Below are some records. Say how many of their lines include the string "JSON", giving only the number.
━━━━━━━━━━
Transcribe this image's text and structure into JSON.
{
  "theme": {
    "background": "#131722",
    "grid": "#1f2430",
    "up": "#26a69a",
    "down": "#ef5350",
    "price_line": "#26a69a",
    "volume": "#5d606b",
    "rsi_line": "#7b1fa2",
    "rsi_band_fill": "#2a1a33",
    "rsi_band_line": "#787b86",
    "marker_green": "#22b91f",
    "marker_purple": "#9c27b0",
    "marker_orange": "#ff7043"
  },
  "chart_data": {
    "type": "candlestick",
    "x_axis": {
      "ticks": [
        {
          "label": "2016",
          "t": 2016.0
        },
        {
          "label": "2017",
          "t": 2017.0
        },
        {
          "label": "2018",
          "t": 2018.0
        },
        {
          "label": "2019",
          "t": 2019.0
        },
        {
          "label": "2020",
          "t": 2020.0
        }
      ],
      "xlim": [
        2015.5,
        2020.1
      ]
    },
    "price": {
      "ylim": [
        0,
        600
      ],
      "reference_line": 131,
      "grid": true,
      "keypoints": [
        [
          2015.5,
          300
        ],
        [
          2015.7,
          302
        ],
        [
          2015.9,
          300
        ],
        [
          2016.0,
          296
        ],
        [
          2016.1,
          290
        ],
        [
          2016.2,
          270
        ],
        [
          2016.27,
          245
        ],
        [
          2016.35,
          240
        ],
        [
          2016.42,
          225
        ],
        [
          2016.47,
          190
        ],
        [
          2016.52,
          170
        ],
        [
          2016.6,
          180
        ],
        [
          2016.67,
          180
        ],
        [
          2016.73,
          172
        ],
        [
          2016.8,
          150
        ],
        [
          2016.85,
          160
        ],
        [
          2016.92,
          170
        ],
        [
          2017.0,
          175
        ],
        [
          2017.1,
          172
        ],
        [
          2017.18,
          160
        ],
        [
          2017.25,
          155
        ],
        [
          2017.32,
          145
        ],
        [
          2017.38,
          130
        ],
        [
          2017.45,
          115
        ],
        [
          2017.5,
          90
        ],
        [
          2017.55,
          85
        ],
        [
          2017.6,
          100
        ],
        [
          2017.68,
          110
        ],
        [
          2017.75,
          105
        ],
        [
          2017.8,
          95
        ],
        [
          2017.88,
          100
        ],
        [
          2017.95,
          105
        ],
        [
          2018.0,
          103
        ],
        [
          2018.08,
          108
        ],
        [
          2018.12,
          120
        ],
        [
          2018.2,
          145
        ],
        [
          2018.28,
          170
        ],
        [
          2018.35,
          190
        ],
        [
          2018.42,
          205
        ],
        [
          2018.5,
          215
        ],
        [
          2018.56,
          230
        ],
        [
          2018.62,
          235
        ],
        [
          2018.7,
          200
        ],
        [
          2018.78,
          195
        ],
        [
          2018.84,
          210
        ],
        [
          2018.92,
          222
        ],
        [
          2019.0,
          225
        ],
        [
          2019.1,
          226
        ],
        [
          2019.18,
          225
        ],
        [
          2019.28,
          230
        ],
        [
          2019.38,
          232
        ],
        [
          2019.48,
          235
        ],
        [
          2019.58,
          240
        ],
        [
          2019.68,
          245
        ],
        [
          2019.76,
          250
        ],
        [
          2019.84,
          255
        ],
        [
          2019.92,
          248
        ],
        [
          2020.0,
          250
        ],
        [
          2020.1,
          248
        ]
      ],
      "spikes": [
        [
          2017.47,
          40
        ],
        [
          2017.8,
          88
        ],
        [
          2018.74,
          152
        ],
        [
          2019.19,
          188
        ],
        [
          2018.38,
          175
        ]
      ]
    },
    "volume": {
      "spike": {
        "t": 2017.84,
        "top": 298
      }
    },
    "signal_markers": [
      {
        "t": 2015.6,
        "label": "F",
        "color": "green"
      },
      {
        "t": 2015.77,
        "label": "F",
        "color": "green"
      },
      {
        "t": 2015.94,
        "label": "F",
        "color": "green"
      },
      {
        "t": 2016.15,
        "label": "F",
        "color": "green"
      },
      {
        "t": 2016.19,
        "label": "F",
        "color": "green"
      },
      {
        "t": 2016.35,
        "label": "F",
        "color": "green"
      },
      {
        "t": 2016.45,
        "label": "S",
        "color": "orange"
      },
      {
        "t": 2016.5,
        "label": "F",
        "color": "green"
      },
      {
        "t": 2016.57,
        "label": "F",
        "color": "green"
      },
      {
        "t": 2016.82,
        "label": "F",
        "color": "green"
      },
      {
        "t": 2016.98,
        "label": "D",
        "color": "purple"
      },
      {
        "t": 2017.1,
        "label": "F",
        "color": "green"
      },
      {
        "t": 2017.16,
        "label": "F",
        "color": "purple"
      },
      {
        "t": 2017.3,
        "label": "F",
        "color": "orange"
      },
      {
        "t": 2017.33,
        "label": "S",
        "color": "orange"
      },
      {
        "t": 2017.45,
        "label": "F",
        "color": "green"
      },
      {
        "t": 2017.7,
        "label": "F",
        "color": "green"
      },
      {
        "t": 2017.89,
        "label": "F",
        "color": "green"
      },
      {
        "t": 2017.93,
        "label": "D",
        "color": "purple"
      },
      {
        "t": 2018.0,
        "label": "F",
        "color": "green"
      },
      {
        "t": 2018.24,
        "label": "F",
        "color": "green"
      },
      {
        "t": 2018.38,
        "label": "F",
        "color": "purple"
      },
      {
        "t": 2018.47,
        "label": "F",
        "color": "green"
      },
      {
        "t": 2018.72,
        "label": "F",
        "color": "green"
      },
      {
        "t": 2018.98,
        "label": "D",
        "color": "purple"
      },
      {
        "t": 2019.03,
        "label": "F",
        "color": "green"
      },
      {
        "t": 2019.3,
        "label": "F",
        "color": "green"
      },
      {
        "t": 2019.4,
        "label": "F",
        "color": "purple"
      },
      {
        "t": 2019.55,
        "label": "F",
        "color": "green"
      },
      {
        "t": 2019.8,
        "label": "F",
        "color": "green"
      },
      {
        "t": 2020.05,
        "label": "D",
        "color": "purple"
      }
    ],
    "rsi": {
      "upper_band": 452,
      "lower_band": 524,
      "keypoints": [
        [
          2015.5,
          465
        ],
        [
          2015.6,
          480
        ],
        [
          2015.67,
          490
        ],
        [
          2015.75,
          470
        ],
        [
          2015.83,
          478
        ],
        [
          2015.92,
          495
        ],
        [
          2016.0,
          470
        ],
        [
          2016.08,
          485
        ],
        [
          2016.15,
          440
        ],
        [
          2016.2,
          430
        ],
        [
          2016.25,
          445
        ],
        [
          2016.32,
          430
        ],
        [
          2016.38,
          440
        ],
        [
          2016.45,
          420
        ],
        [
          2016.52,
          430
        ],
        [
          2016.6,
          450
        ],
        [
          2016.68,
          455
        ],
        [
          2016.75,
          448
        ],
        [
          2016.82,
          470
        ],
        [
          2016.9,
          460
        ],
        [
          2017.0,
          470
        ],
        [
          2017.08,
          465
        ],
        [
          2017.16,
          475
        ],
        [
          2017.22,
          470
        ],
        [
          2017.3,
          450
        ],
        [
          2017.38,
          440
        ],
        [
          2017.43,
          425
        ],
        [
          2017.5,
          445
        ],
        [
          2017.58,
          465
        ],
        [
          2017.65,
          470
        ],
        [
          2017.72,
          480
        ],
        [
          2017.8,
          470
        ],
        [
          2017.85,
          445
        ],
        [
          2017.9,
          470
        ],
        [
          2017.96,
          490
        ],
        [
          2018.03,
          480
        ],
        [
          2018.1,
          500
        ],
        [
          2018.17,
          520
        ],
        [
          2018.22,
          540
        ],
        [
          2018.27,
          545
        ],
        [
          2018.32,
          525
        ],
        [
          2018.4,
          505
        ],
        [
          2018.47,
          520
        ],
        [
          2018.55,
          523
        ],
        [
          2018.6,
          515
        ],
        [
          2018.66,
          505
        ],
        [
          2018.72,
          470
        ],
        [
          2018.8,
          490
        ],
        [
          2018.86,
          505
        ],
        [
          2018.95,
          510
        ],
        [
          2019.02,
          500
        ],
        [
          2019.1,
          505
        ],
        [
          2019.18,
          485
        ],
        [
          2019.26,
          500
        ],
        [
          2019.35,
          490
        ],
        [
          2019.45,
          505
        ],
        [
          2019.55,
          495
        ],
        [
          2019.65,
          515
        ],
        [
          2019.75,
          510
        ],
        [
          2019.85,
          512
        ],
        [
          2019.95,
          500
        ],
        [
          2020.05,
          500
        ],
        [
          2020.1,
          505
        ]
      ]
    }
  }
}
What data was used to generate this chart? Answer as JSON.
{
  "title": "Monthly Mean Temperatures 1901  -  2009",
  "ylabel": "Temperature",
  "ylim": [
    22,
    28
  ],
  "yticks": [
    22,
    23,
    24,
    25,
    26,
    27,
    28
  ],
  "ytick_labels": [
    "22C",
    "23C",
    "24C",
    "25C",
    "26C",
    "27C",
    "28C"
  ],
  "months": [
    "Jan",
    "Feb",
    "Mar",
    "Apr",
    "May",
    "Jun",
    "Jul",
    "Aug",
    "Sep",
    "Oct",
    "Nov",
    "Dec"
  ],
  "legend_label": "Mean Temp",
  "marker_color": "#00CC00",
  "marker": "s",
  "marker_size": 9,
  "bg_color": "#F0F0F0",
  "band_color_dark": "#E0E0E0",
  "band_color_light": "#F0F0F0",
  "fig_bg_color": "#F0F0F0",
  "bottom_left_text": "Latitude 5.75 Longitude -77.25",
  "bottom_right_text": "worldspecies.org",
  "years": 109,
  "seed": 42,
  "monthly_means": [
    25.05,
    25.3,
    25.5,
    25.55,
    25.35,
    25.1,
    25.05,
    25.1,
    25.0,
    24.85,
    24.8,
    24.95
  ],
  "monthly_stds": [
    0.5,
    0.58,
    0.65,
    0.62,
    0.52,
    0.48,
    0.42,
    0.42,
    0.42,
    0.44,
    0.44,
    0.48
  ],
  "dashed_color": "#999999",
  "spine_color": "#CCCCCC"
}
━━━━━━━━━━
▶ _Task response_
2